#### The exercise
What follows is a set of records, each of which is to be written out exactly.

-- BEGIN Records for processing --

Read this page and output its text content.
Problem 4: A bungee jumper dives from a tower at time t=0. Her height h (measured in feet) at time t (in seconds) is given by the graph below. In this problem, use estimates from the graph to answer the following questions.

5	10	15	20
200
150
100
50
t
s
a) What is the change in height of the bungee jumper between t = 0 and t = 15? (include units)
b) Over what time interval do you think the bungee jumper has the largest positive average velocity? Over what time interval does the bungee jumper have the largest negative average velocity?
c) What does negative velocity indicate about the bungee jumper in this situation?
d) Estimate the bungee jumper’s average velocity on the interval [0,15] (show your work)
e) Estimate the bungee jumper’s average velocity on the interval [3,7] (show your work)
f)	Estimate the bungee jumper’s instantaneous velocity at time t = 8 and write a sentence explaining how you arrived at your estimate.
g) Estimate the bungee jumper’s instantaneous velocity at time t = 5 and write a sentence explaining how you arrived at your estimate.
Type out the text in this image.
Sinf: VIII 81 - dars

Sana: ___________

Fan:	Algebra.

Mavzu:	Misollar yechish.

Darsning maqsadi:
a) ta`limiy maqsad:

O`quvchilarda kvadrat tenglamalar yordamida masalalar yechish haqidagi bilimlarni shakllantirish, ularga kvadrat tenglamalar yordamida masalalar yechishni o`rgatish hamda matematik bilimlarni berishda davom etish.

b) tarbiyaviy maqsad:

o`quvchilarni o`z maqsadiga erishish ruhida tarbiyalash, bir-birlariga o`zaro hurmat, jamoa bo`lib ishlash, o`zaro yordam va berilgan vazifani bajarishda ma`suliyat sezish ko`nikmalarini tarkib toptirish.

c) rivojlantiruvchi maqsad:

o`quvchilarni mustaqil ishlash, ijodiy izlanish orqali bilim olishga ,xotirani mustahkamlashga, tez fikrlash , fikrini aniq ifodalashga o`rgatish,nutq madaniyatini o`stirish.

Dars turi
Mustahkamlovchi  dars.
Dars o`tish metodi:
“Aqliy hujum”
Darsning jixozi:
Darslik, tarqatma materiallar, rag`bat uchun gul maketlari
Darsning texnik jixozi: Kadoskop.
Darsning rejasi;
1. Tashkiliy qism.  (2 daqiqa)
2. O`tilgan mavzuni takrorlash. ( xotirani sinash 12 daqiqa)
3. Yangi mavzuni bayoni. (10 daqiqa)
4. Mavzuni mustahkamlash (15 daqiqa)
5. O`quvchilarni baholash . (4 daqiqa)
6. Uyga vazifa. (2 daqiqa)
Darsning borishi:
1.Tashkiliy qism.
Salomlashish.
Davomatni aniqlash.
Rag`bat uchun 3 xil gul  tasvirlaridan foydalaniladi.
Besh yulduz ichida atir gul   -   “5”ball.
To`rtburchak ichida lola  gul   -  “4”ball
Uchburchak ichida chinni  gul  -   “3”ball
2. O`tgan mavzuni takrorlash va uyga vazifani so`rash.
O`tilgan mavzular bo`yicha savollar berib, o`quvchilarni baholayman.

-- END Records for processing --

#### Response for this exercise
Read this page and output its text content.
Problem 4: A bungee jumper dives from a tower at time t=0. Her height h (measured in feet) at time t (in seconds) is given by the graph below. In this problem, use estimates from the graph to answer the following questions.

5	10	15	20
200
150
100
50
t
s
a) What is the change in height of the bungee jumper between t = 0 and t = 15? (include units)
b) Over what time interval do you think the bungee jumper has the largest positive average velocity? Over what time interval does the bungee jumper have the largest negative average velocity?
c) What does negative velocity indicate about the bungee jumper in this situation?
d) Estimate the bungee jumper’s average velocity on the interval [0,15] (show your work)
e) Estimate the bungee jumper’s average velocity on the interval [3,7] (show your work)
f)	Estimate the bungee jumper’s instantaneous velocity at time t = 8 and write a sentence explaining how you arrived at your estimate.
g) Estimate the bungee jumper’s instantaneous velocity at time t = 5 and write a sentence explaining how you arrived at your estimate.
Type out the text in this image.
Sinf: VIII 81 - dars

Sana: ___________

Fan:	Algebra.

Mavzu:	Misollar yechish.

Darsning maqsadi:
a) ta`limiy maqsad:

O`quvchilarda kvadrat tenglamalar yordamida masalalar yechish haqidagi bilimlarni shakllantirish, ularga kvadrat tenglamalar yordamida masalalar yechishni o`rgatish hamda matematik bilimlarni berishda davom etish.

b) tarbiyaviy maqsad:

o`quvchilarni o`z maqsadiga erishish ruhida tarbiyalash, bir-birlariga o`zaro hurmat, jamoa bo`lib ishlash, o`zaro yordam va berilgan vazifani bajarishda ma`suliyat sezish ko`nikmalarini tarkib toptirish.

c) rivojlantiruvchi maqsad:

o`quvchilarni mustaqil ishlash, ijodiy izlanish orqali bilim olishga ,xotirani mustahkamlashga, tez fikrlash , fikrini aniq ifodalashga o`rgatish,nutq madaniyatini o`stirish.

Dars turi
Mustahkamlovchi  dars.
Dars o`tish metodi:
“Aqliy hujum”
Darsning jixozi:
Darslik, tarqatma materiallar, rag`bat uchun gul maketlari
Darsning texnik jixozi: Kadoskop.
Darsning rejasi;
1. Tashkiliy qism.  (2 daqiqa)
2. O`tilgan mavzuni takrorlash. ( xotirani sinash 12 daqiqa)
3. Yangi mavzuni bayoni. (10 daqiqa)
4. Mavzuni mustahkamlash (15 daqiqa)
5. O`quvchilarni baholash . (4 daqiqa)
6. Uyga vazifa. (2 daqiqa)
Darsning borishi:
1.Tashkiliy qism.
Salomlashish.
Davomatni aniqlash.
Rag`bat uchun 3 xil gul  tasvirlaridan foydalaniladi.
Besh yulduz ichida atir gul   -   “5”ball.
To`rtburchak ichida lola  gul   -  “4”ball
Uchburchak ichida chinni  gul  -   “3”ball
2. O`tgan mavzuni takrorlash va uyga vazifani so`rash.
O`tilgan mavzular bo`yicha savollar berib, o`quvchilarni baholayman.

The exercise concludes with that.